Records from a data collection
-*-

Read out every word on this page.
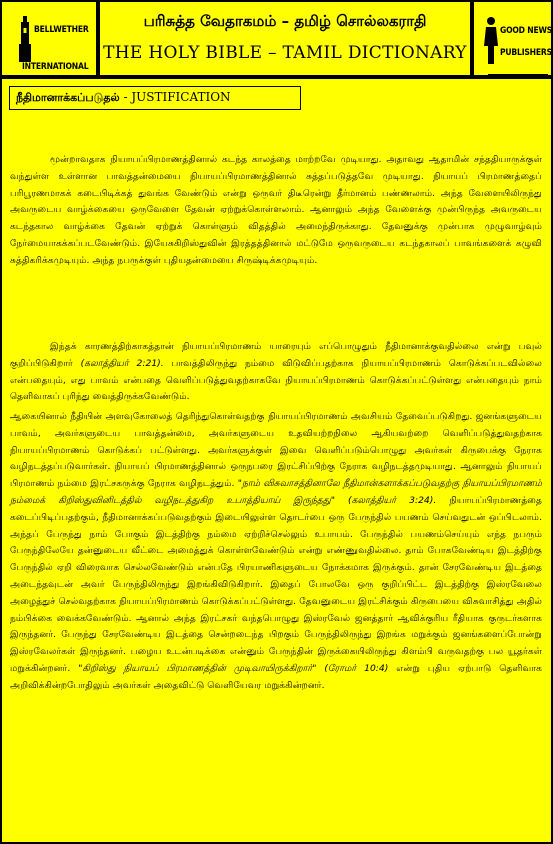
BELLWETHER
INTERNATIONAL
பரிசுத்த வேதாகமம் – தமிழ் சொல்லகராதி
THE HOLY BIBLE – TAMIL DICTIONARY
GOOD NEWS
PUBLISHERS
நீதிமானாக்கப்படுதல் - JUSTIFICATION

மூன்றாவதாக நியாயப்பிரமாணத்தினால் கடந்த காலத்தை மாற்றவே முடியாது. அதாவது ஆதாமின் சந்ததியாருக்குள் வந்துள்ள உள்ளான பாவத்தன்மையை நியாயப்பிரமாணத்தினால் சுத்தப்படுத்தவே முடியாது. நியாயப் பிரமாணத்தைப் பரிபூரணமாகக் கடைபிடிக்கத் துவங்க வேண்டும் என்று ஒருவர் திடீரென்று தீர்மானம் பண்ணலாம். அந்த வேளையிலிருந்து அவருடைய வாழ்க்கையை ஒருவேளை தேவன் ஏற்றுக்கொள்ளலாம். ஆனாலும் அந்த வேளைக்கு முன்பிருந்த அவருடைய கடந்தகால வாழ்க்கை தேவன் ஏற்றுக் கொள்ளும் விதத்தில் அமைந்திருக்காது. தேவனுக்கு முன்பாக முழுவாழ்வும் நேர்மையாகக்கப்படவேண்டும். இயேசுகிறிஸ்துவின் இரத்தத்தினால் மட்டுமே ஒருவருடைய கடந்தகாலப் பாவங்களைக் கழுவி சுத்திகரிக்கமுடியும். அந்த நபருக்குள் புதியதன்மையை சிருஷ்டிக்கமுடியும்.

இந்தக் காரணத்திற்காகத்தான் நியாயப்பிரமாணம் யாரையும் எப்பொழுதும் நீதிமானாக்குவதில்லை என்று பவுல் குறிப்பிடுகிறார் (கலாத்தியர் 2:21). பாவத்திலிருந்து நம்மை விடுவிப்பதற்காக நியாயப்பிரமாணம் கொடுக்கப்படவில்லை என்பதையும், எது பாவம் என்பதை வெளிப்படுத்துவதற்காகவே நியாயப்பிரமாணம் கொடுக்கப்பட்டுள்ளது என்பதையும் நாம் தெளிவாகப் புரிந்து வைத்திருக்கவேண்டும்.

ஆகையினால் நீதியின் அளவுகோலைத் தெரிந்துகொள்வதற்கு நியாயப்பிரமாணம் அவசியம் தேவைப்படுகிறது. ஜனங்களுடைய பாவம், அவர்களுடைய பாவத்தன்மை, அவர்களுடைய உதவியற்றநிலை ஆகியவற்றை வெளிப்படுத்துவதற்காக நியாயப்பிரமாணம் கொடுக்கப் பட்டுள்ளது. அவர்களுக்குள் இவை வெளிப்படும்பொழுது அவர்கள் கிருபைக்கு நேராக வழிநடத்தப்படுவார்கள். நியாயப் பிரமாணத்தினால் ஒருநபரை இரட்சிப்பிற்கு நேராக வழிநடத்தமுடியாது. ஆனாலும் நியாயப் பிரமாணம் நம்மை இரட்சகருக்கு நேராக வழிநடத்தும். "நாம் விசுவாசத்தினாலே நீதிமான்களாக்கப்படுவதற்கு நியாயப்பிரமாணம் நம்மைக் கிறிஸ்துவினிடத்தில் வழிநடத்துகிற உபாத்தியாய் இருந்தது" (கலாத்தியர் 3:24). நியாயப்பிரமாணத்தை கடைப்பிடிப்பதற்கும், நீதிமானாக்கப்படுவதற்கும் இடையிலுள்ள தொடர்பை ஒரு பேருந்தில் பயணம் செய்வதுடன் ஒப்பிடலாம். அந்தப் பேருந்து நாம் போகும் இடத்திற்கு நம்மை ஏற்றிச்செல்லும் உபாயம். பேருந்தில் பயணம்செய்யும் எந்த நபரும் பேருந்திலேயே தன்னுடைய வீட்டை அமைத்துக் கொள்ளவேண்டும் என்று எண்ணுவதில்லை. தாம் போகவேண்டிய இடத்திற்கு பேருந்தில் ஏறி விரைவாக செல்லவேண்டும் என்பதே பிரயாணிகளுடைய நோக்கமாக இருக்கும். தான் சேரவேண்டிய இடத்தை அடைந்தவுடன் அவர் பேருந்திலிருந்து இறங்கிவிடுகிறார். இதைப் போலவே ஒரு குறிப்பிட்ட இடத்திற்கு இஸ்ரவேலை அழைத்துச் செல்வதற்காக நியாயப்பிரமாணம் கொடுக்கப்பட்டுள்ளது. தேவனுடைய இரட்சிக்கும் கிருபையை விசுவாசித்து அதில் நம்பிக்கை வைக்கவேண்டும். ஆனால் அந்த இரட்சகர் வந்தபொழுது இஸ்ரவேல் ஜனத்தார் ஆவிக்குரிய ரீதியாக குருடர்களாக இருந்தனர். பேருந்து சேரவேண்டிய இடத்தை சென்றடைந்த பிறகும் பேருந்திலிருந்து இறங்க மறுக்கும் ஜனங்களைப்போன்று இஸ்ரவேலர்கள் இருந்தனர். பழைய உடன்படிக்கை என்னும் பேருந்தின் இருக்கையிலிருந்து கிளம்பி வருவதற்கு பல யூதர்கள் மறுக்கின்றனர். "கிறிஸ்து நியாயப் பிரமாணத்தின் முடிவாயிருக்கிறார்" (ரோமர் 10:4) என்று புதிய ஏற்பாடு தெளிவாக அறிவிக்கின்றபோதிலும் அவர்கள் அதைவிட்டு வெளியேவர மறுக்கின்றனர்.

-*-

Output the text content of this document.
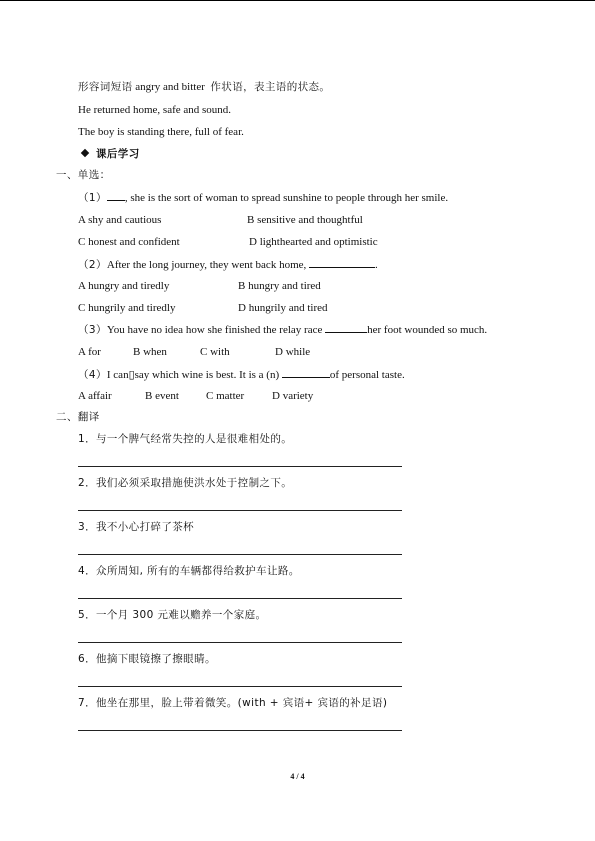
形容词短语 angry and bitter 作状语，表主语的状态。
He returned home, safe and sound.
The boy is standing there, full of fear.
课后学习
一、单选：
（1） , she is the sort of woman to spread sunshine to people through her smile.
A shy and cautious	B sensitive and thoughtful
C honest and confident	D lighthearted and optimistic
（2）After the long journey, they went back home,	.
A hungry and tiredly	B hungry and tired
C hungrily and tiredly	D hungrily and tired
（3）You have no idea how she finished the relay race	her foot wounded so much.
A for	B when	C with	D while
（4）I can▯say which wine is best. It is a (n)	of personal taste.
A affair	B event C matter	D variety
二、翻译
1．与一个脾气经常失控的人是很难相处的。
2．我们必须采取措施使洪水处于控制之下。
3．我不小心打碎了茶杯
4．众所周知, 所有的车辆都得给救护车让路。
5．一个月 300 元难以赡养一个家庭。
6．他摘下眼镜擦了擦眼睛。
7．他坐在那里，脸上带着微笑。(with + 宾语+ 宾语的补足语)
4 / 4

-*-

-- WRITTEN TASK --
Check the data for the word "this" and pull out the lines that have it.

-- RESULT OF THE TASK --
Read out every word on this page.
Output the text content of this document.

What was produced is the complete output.